┌─ STORED RECORDS

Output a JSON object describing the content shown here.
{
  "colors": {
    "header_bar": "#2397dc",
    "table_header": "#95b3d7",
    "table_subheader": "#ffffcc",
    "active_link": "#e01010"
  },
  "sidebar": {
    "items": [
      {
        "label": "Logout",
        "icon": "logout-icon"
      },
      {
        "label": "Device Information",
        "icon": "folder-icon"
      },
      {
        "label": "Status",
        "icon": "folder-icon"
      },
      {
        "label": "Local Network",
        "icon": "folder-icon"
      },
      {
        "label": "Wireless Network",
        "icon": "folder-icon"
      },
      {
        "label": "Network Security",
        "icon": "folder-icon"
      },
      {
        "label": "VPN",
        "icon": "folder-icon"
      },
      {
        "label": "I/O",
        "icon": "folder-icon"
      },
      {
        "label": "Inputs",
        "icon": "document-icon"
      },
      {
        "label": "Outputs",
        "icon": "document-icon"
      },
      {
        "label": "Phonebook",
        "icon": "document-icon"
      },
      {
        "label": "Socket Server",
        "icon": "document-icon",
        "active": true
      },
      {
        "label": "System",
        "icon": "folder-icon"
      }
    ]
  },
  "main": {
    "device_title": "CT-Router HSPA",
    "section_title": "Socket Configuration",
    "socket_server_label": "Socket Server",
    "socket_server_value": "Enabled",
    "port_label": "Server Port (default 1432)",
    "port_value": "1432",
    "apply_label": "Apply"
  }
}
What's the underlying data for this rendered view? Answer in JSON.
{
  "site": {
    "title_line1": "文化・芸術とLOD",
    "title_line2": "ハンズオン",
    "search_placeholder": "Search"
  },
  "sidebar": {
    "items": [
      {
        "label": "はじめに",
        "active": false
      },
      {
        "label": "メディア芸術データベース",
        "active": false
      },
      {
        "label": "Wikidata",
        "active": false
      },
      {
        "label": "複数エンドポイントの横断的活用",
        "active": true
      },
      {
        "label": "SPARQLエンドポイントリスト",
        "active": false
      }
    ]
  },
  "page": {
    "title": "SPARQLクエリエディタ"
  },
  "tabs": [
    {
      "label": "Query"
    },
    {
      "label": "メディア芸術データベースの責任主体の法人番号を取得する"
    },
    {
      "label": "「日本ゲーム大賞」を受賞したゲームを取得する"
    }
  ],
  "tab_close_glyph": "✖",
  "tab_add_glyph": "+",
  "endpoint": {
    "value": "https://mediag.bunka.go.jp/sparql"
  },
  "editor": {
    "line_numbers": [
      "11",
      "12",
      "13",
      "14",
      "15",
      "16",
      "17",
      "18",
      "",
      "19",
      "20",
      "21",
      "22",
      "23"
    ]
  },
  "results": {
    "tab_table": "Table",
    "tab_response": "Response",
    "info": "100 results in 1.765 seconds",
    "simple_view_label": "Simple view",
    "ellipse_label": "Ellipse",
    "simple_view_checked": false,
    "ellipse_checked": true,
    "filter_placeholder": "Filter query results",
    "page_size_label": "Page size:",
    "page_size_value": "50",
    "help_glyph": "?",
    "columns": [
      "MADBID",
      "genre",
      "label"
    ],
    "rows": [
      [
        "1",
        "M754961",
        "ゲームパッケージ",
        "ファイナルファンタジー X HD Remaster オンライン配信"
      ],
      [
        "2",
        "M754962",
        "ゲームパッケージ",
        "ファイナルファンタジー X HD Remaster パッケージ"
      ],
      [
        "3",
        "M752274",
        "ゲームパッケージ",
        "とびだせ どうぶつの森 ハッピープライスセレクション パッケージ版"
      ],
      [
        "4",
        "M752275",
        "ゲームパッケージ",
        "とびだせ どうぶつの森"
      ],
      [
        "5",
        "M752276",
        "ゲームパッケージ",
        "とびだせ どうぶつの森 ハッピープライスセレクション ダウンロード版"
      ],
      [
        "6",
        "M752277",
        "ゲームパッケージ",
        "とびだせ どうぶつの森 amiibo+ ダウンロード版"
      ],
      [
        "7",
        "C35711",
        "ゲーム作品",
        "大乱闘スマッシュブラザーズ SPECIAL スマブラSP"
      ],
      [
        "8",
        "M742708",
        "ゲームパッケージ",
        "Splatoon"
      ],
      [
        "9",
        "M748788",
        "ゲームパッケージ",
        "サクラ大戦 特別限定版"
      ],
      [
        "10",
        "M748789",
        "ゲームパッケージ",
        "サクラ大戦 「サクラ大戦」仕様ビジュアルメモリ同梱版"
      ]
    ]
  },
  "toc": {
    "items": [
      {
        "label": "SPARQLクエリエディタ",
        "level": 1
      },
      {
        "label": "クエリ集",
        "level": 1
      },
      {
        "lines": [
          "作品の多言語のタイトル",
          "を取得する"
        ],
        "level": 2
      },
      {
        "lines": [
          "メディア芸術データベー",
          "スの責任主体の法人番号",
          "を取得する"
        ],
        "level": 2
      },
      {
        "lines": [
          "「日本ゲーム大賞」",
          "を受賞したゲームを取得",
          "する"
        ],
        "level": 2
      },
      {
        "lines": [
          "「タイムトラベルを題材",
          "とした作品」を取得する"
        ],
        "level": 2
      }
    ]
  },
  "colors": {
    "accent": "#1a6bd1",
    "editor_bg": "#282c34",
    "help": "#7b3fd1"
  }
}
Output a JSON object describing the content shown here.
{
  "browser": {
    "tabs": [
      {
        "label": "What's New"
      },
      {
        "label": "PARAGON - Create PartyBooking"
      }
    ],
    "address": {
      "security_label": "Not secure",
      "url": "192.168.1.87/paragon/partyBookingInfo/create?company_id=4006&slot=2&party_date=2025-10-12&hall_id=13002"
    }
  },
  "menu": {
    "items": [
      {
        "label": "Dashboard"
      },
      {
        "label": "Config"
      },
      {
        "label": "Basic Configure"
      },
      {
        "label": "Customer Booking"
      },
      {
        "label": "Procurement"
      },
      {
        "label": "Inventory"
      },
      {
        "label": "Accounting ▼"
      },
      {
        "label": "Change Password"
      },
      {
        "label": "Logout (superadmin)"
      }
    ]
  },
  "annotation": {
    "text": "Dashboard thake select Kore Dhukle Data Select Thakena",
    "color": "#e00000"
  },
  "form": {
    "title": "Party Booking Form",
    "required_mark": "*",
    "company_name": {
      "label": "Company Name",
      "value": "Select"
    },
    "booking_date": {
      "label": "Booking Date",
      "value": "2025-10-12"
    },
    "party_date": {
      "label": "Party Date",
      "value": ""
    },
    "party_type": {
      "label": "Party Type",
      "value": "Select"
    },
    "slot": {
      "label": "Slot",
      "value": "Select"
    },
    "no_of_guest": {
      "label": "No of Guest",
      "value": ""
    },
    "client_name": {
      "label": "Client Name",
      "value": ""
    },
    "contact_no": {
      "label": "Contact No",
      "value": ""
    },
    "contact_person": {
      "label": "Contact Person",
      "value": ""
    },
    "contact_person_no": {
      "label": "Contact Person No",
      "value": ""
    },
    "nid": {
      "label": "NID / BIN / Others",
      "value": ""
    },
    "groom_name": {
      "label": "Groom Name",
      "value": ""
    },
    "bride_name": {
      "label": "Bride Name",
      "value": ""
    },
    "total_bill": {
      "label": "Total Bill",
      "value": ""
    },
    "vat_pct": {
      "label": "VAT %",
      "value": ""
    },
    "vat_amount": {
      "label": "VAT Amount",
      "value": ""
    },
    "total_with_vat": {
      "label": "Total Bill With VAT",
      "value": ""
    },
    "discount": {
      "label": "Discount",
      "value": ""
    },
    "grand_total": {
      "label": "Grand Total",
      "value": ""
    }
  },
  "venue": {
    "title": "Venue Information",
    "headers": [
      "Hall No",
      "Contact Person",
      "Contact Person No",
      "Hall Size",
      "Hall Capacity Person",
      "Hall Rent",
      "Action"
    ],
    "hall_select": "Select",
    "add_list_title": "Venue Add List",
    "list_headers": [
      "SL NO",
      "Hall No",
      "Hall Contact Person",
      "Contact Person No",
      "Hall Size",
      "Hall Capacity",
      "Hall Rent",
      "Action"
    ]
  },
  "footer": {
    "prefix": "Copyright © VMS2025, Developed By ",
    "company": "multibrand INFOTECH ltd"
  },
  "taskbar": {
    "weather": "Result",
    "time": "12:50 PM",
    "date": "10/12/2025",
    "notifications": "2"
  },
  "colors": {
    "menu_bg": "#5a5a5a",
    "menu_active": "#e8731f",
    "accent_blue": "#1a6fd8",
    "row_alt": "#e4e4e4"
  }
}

└─

(WHAT YOU HAVE TO DO): Tally every line of the data that holds the word "ハッピープライスセレクション" and write the count alone.

(OUTPUT): 2